Transcribe the full listing exactly, and drop every picture.

# start of Provided entries

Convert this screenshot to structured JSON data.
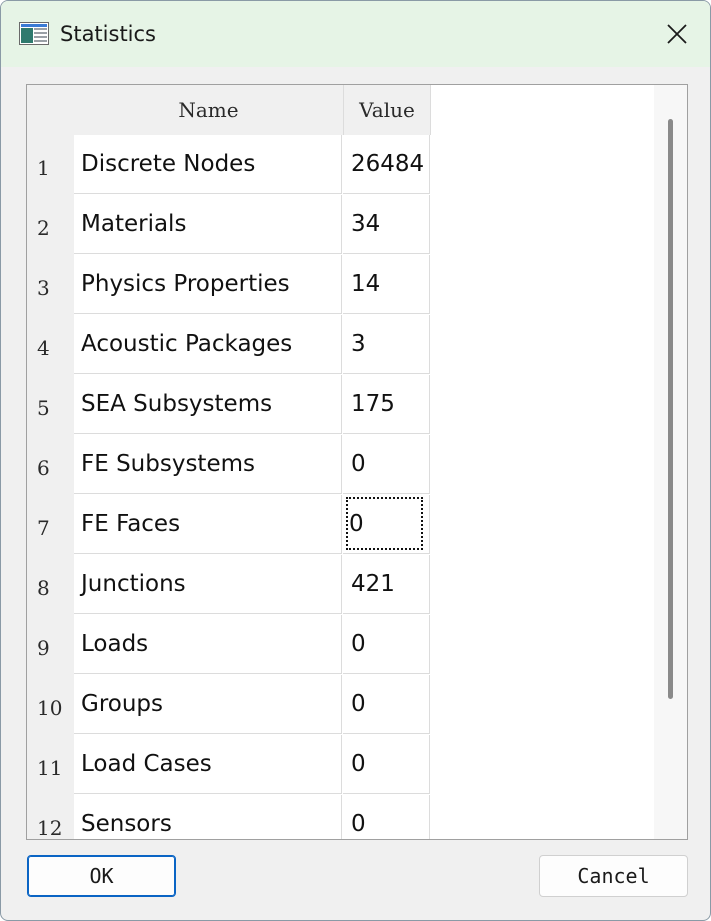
{
  "window": {
    "title": "Statistics",
    "icon": "table-window-icon",
    "close_icon": "close-icon"
  },
  "table": {
    "columns": [
      "Name",
      "Value"
    ],
    "rows": [
      {
        "index": "1",
        "name": "Discrete Nodes",
        "value": "26484"
      },
      {
        "index": "2",
        "name": "Materials",
        "value": "34"
      },
      {
        "index": "3",
        "name": "Physics Properties",
        "value": "14"
      },
      {
        "index": "4",
        "name": "Acoustic Packages",
        "value": "3"
      },
      {
        "index": "5",
        "name": "SEA Subsystems",
        "value": "175"
      },
      {
        "index": "6",
        "name": "FE Subsystems",
        "value": "0"
      },
      {
        "index": "7",
        "name": "FE Faces",
        "value": "0"
      },
      {
        "index": "8",
        "name": "Junctions",
        "value": "421"
      },
      {
        "index": "9",
        "name": "Loads",
        "value": "0"
      },
      {
        "index": "10",
        "name": "Groups",
        "value": "0"
      },
      {
        "index": "11",
        "name": "Load Cases",
        "value": "0"
      },
      {
        "index": "12",
        "name": "Sensors",
        "value": "0"
      }
    ],
    "focused_row": 7
  },
  "buttons": {
    "ok": "OK",
    "cancel": "Cancel"
  },
  "colors": {
    "titlebar": "#e6f4e6",
    "dialog_bg": "#f0f0f0",
    "default_button_border": "#0a64c4"
  }
}
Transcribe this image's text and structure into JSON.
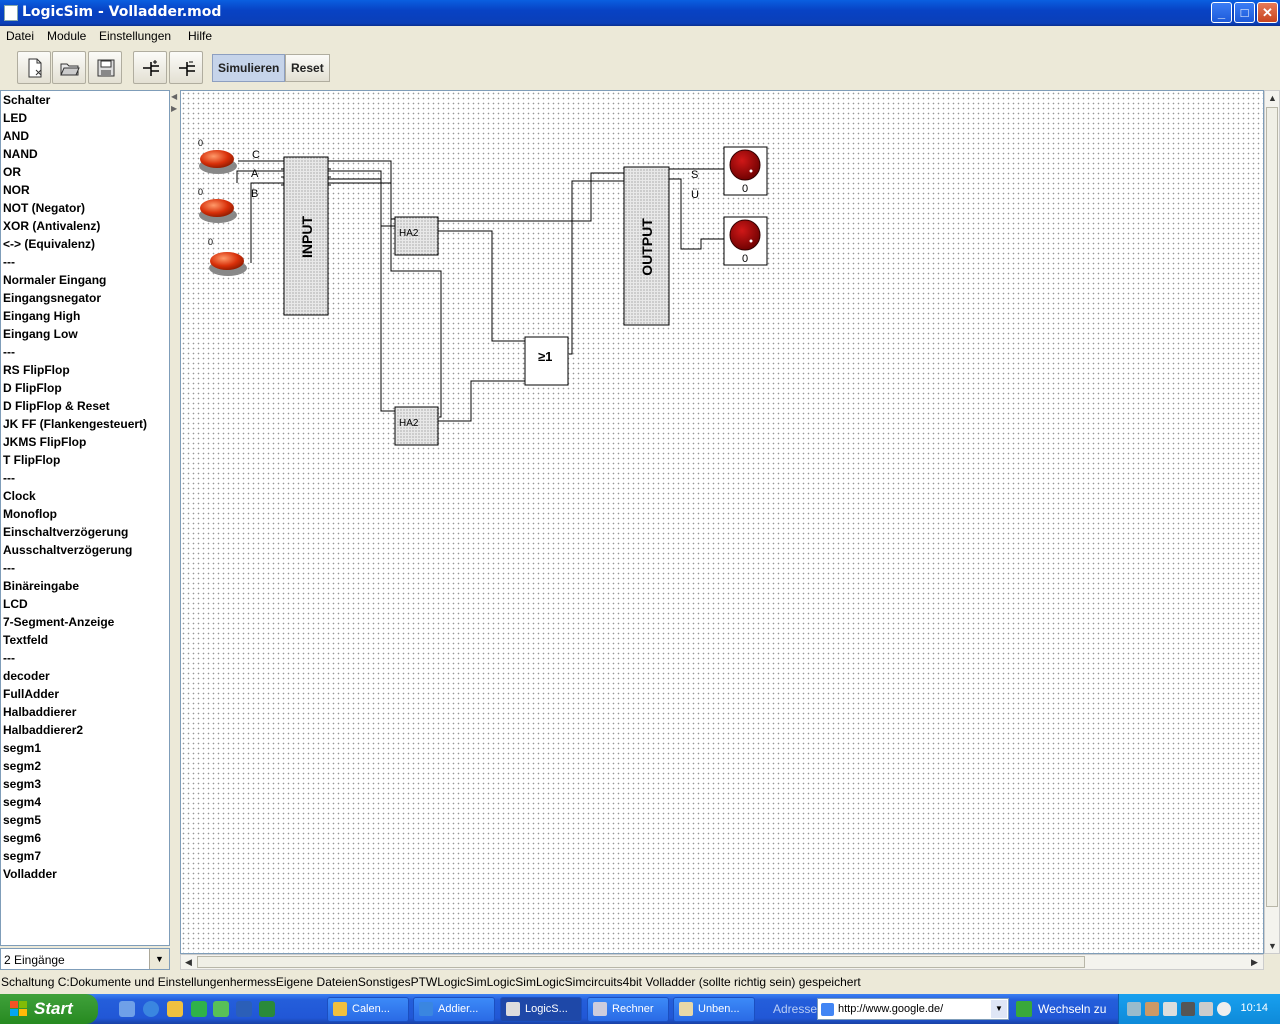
{
  "window": {
    "title": "LogicSim - Volladder.mod",
    "minimize_label": "_",
    "maximize_label": "□",
    "close_label": "✕"
  },
  "menu": [
    "Datei",
    "Module",
    "Einstellungen",
    "Hilfe"
  ],
  "toolbar": {
    "buttons": [
      "new-file-icon",
      "open-folder-icon",
      "save-disk-icon",
      "add-input-icon",
      "remove-input-icon"
    ],
    "simulate_label": "Simulieren",
    "reset_label": "Reset"
  },
  "sidebar": {
    "items": [
      "Schalter",
      "LED",
      "AND",
      "NAND",
      "OR",
      "NOR",
      "NOT (Negator)",
      "XOR (Antivalenz)",
      "<-> (Equivalenz)",
      "---",
      "Normaler Eingang",
      "Eingangsnegator",
      "Eingang High",
      "Eingang Low",
      "---",
      "RS FlipFlop",
      "D FlipFlop",
      "D FlipFlop & Reset",
      "JK FF (Flankengesteuert)",
      "JKMS FlipFlop",
      "T FlipFlop",
      "---",
      "Clock",
      "Monoflop",
      "Einschaltverzögerung",
      "Ausschaltverzögerung",
      "---",
      "Binäreingabe",
      "LCD",
      "7-Segment-Anzeige",
      "Textfeld",
      "---",
      "decoder",
      "FullAdder",
      "Halbaddierer",
      "Halbaddierer2",
      "segm1",
      "segm2",
      "segm3",
      "segm4",
      "segm5",
      "segm6",
      "segm7",
      "Volladder"
    ],
    "inputs_select": "2 Eingänge"
  },
  "circuit": {
    "switches": [
      {
        "value": "0"
      },
      {
        "value": "0"
      },
      {
        "value": "0"
      }
    ],
    "input_pins": [
      "C",
      "A",
      "B"
    ],
    "input_module": "INPUT",
    "output_module": "OUTPUT",
    "output_pins": [
      "S",
      "Ü"
    ],
    "half_adder_1": "HA2",
    "half_adder_2": "HA2",
    "or_gate": "≥1",
    "leds": [
      {
        "value": "0"
      },
      {
        "value": "0"
      }
    ]
  },
  "status": "Schaltung C:Dokumente und EinstellungenhermessEigene DateienSonstigesPTWLogicSimLogicSimLogicSimcircuits4bit Volladder (sollte richtig sein) gespeichert",
  "taskbar": {
    "start_label": "Start",
    "tasks": [
      "Calen...",
      "Addier...",
      "LogicS...",
      "Rechner",
      "Unben..."
    ],
    "address_label": "Adresse",
    "address_value": "http://www.google.de/",
    "go_label": "Wechseln zu",
    "clock": "10:14"
  }
}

# end of Provided entries

Response to the task
Convert this screenshot to structured JSON data.
{
  "window": {
    "title": "Statistics",
    "icon": "table-window-icon",
    "close_icon": "close-icon"
  },
  "table": {
    "columns": [
      "Name",
      "Value"
    ],
    "rows": [
      {
        "index": "1",
        "name": "Discrete Nodes",
        "value": "26484"
      },
      {
        "index": "2",
        "name": "Materials",
        "value": "34"
      },
      {
        "index": "3",
        "name": "Physics Properties",
        "value": "14"
      },
      {
        "index": "4",
        "name": "Acoustic Packages",
        "value": "3"
      },
      {
        "index": "5",
        "name": "SEA Subsystems",
        "value": "175"
      },
      {
        "index": "6",
        "name": "FE Subsystems",
        "value": "0"
      },
      {
        "index": "7",
        "name": "FE Faces",
        "value": "0"
      },
      {
        "index": "8",
        "name": "Junctions",
        "value": "421"
      },
      {
        "index": "9",
        "name": "Loads",
        "value": "0"
      },
      {
        "index": "10",
        "name": "Groups",
        "value": "0"
      },
      {
        "index": "11",
        "name": "Load Cases",
        "value": "0"
      },
      {
        "index": "12",
        "name": "Sensors",
        "value": "0"
      }
    ],
    "focused_row": 7
  },
  "buttons": {
    "ok": "OK",
    "cancel": "Cancel"
  },
  "colors": {
    "titlebar": "#e6f4e6",
    "dialog_bg": "#f0f0f0",
    "default_button_border": "#0a64c4"
  }
}
Transcribe this image's text and structure into JSON.
{
  "window": {
    "title": "LogicSim - Volladder.mod",
    "minimize_label": "_",
    "maximize_label": "□",
    "close_label": "✕"
  },
  "menu": [
    "Datei",
    "Module",
    "Einstellungen",
    "Hilfe"
  ],
  "toolbar": {
    "buttons": [
      "new-file-icon",
      "open-folder-icon",
      "save-disk-icon",
      "add-input-icon",
      "remove-input-icon"
    ],
    "simulate_label": "Simulieren",
    "reset_label": "Reset"
  },
  "sidebar": {
    "items": [
      "Schalter",
      "LED",
      "AND",
      "NAND",
      "OR",
      "NOR",
      "NOT (Negator)",
      "XOR (Antivalenz)",
      "<-> (Equivalenz)",
      "---",
      "Normaler Eingang",
      "Eingangsnegator",
      "Eingang High",
      "Eingang Low",
      "---",
      "RS FlipFlop",
      "D FlipFlop",
      "D FlipFlop & Reset",
      "JK FF (Flankengesteuert)",
      "JKMS FlipFlop",
      "T FlipFlop",
      "---",
      "Clock",
      "Monoflop",
      "Einschaltverzögerung",
      "Ausschaltverzögerung",
      "---",
      "Binäreingabe",
      "LCD",
      "7-Segment-Anzeige",
      "Textfeld",
      "---",
      "decoder",
      "FullAdder",
      "Halbaddierer",
      "Halbaddierer2",
      "segm1",
      "segm2",
      "segm3",
      "segm4",
      "segm5",
      "segm6",
      "segm7",
      "Volladder"
    ],
    "inputs_select": "2 Eingänge"
  },
  "circuit": {
    "switches": [
      {
        "value": "0"
      },
      {
        "value": "0"
      },
      {
        "value": "0"
      }
    ],
    "input_pins": [
      "C",
      "A",
      "B"
    ],
    "input_module": "INPUT",
    "output_module": "OUTPUT",
    "output_pins": [
      "S",
      "Ü"
    ],
    "half_adder_1": "HA2",
    "half_adder_2": "HA2",
    "or_gate": "≥1",
    "leds": [
      {
        "value": "0"
      },
      {
        "value": "0"
      }
    ]
  },
  "status": "Schaltung C:Dokumente und EinstellungenhermessEigene DateienSonstigesPTWLogicSimLogicSimLogicSimcircuits4bit Volladder (sollte richtig sein) gespeichert",
  "taskbar": {
    "start_label": "Start",
    "tasks": [
      "Calen...",
      "Addier...",
      "LogicS...",
      "Rechner",
      "Unben..."
    ],
    "address_label": "Adresse",
    "address_value": "http://www.google.de/",
    "go_label": "Wechseln zu",
    "clock": "10:14"
  }
}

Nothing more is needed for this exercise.